**Brief:** Return the exact lines spanning from the line with "Read this page and output its text content." through the last line of the entries, boundaries included, and no others.

**Excerpted data:**
------------------------------------------------------------
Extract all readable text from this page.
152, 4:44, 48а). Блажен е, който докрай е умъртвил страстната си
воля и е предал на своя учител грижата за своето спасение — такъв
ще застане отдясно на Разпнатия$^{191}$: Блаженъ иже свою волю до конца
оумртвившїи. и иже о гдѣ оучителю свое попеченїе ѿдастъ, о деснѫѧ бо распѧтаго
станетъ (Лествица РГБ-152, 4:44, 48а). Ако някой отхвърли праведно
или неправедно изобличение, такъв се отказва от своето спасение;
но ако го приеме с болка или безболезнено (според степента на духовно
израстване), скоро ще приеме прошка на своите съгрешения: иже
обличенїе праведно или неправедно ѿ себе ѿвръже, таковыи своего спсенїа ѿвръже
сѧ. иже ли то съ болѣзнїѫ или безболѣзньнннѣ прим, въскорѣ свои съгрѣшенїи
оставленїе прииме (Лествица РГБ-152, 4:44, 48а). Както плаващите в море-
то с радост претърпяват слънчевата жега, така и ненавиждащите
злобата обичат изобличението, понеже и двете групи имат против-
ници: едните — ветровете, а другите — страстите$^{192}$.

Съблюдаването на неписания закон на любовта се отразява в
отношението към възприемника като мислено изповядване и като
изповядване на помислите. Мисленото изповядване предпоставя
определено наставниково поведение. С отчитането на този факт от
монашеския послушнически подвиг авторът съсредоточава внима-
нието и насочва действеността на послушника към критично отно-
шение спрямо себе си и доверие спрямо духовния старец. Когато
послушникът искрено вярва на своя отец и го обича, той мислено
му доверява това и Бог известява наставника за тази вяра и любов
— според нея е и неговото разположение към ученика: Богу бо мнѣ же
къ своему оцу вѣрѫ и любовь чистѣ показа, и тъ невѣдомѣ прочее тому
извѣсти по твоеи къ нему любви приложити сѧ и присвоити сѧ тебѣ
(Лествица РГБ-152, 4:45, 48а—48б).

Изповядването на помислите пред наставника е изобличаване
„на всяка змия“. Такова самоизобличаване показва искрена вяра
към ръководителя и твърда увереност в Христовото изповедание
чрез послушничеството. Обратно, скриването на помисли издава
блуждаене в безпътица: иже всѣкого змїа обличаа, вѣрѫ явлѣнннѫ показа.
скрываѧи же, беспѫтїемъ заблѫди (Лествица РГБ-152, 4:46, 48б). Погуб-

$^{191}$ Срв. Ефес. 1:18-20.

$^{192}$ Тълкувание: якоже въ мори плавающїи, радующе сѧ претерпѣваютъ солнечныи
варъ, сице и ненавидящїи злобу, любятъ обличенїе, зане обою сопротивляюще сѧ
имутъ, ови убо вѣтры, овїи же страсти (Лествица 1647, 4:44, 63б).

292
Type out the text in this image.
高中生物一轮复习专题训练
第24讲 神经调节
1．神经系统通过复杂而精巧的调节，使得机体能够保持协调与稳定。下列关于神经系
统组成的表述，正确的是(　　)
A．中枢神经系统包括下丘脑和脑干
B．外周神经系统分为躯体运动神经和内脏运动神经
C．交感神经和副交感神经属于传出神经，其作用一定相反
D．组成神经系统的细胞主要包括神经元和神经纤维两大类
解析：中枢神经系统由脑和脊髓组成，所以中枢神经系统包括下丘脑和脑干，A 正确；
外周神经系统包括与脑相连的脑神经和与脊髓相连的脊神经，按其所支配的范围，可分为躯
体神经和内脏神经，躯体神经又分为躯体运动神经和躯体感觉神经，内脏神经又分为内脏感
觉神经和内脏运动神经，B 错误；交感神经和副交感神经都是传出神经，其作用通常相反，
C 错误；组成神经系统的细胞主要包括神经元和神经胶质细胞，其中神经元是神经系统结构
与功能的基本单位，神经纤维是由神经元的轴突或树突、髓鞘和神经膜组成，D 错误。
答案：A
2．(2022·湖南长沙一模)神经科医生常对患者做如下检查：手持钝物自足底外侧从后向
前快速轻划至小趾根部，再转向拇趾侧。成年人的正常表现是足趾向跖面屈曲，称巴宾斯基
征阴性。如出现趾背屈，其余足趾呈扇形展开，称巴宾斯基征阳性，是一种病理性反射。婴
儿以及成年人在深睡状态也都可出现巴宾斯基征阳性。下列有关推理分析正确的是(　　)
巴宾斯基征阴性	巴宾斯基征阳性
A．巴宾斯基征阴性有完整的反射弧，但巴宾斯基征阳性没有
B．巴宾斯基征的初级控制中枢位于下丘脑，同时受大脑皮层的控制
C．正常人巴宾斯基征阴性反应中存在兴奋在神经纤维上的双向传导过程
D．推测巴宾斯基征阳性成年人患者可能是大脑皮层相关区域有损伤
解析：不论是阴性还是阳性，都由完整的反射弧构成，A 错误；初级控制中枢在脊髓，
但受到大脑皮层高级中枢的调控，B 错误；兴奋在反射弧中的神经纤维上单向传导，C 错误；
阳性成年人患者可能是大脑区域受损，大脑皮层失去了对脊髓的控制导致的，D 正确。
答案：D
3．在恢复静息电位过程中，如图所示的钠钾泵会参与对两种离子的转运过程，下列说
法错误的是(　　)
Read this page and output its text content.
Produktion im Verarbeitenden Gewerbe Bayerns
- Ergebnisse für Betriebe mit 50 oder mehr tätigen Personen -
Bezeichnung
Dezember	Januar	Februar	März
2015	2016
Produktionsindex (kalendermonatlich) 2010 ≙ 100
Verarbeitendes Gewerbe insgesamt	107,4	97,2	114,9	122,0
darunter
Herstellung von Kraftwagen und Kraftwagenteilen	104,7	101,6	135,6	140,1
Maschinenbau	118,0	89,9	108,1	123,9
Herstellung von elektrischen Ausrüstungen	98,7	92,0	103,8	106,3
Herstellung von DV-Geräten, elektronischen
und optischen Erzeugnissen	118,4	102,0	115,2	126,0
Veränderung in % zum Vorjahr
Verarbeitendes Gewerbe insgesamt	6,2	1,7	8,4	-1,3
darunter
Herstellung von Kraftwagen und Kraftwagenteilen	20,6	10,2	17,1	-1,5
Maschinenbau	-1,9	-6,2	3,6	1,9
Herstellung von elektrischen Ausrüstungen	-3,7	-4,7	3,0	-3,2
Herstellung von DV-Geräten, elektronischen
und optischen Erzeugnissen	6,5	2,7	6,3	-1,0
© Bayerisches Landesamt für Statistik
------------------------------------------------------------
**Result below:**
Read this page and output its text content.
Produktion im Verarbeitenden Gewerbe Bayerns
- Ergebnisse für Betriebe mit 50 oder mehr tätigen Personen -
Bezeichnung
Dezember	Januar	Februar	März
2015	2016
Produktionsindex (kalendermonatlich) 2010 ≙ 100
Verarbeitendes Gewerbe insgesamt	107,4	97,2	114,9	122,0
darunter
Herstellung von Kraftwagen und Kraftwagenteilen	104,7	101,6	135,6	140,1
Maschinenbau	118,0	89,9	108,1	123,9
Herstellung von elektrischen Ausrüstungen	98,7	92,0	103,8	106,3
Herstellung von DV-Geräten, elektronischen
und optischen Erzeugnissen	118,4	102,0	115,2	126,0
Veränderung in % zum Vorjahr
Verarbeitendes Gewerbe insgesamt	6,2	1,7	8,4	-1,3
darunter
Herstellung von Kraftwagen und Kraftwagenteilen	20,6	10,2	17,1	-1,5
Maschinenbau	-1,9	-6,2	3,6	1,9
Herstellung von elektrischen Ausrüstungen	-3,7	-4,7	3,0	-3,2
Herstellung von DV-Geräten, elektronischen
und optischen Erzeugnissen	6,5	2,7	6,3	-1,0
© Bayerisches Landesamt für Statistik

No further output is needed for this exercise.